◆ Objective ◆
Echo the entries below word for word, from the very first line through the line holding "chat-title: Prasanth bbox=[454, 89, 571, 121]", with both of those lines included.

◆ Given records ◆
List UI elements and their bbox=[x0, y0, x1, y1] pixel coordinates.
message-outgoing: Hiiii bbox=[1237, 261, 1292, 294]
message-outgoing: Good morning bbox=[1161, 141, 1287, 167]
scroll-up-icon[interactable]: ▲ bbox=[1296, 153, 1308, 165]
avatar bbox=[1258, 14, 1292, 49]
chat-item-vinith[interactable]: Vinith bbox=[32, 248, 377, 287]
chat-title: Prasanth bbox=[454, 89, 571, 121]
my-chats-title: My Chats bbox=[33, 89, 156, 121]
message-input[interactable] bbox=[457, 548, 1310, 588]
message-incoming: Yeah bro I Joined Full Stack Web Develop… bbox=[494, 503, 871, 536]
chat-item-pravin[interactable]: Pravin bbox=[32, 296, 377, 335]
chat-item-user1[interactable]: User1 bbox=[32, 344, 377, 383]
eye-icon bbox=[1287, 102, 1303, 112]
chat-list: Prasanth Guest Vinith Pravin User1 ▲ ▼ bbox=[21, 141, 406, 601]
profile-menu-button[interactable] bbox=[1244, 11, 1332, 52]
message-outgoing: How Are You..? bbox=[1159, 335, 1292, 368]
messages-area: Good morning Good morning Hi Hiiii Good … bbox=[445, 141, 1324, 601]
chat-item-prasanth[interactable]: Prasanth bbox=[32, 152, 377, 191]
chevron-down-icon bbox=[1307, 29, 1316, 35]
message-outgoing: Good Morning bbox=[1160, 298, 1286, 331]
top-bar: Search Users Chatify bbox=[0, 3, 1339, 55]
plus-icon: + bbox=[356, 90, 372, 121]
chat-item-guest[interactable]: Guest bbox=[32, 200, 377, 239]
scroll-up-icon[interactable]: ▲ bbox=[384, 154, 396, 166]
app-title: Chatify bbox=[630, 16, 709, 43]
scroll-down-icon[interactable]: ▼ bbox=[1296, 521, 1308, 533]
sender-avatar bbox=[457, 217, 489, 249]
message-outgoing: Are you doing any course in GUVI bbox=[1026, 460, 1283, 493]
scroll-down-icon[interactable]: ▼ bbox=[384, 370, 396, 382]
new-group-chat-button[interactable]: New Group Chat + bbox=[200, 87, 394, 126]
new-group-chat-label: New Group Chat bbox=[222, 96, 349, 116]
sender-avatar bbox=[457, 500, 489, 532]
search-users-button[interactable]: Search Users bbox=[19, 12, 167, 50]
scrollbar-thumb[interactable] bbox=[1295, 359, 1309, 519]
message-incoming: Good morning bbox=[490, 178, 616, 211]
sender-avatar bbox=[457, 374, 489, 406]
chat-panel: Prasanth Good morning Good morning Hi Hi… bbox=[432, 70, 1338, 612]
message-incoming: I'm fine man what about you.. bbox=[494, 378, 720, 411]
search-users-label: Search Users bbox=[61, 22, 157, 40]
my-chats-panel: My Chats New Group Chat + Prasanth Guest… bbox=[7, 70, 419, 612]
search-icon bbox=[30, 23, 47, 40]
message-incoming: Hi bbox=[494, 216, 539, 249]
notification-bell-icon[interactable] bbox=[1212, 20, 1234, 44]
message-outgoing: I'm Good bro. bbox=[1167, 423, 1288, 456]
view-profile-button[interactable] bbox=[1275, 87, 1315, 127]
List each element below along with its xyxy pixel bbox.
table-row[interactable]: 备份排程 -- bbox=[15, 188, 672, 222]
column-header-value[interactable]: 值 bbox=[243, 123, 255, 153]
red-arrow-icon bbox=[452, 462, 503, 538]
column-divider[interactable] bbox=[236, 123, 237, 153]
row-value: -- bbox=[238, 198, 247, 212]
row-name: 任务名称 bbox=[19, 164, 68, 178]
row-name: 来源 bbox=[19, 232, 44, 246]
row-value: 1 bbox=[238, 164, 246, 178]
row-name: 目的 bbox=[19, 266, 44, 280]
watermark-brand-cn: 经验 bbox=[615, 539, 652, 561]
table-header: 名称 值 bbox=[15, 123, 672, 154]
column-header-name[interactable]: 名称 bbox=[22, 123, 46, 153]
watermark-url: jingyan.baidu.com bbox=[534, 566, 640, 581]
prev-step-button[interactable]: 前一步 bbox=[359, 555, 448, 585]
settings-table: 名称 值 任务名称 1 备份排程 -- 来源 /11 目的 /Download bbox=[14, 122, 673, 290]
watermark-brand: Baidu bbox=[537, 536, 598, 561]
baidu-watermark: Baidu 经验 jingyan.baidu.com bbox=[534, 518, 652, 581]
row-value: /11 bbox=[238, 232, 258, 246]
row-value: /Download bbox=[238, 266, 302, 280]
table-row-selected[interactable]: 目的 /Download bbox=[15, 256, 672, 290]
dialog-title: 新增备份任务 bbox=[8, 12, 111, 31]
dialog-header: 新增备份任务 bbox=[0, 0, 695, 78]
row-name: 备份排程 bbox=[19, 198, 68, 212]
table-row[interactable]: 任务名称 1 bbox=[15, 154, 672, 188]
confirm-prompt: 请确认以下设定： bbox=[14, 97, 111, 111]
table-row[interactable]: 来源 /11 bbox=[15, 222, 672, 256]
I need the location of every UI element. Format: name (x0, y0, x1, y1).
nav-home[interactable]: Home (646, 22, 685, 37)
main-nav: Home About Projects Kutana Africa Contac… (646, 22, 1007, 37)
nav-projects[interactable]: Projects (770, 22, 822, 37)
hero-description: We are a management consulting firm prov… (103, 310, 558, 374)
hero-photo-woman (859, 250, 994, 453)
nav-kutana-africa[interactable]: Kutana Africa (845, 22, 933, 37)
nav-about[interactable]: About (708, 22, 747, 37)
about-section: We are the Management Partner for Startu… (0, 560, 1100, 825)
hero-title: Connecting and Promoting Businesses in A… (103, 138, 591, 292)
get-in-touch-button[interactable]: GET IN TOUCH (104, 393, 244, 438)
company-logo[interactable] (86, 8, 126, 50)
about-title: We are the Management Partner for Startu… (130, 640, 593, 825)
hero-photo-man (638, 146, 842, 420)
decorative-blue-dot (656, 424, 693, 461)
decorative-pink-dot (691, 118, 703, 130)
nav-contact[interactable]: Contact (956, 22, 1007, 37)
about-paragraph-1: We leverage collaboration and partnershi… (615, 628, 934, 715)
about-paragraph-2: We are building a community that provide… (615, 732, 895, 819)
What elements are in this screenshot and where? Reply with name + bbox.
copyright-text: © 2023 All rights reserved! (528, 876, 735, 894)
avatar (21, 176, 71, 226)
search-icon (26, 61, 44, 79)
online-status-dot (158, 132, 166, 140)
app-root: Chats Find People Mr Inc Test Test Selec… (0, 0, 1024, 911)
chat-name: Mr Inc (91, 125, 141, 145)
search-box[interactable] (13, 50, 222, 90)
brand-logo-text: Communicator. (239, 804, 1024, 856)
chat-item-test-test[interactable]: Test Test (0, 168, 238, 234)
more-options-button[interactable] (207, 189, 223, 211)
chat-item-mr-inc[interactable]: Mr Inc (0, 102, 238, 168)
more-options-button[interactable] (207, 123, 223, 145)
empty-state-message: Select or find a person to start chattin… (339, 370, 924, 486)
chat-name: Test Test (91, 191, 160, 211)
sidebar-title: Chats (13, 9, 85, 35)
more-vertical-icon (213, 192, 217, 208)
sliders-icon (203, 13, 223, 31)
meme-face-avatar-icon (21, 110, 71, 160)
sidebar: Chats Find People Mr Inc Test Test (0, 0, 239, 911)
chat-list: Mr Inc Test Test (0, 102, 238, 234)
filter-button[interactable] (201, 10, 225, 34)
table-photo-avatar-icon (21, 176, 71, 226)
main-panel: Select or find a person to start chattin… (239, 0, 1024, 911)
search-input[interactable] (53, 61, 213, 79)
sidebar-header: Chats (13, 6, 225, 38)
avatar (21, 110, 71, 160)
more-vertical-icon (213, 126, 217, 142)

◆ Correct result ◆
List UI elements and their bbox=[x0, y0, x1, y1] pixel coordinates.
message-outgoing: Hiiii bbox=[1237, 261, 1292, 294]
message-outgoing: Good morning bbox=[1161, 141, 1287, 167]
scroll-up-icon[interactable]: ▲ bbox=[1296, 153, 1308, 165]
avatar bbox=[1258, 14, 1292, 49]
chat-item-vinith[interactable]: Vinith bbox=[32, 248, 377, 287]
chat-title: Prasanth bbox=[454, 89, 571, 121]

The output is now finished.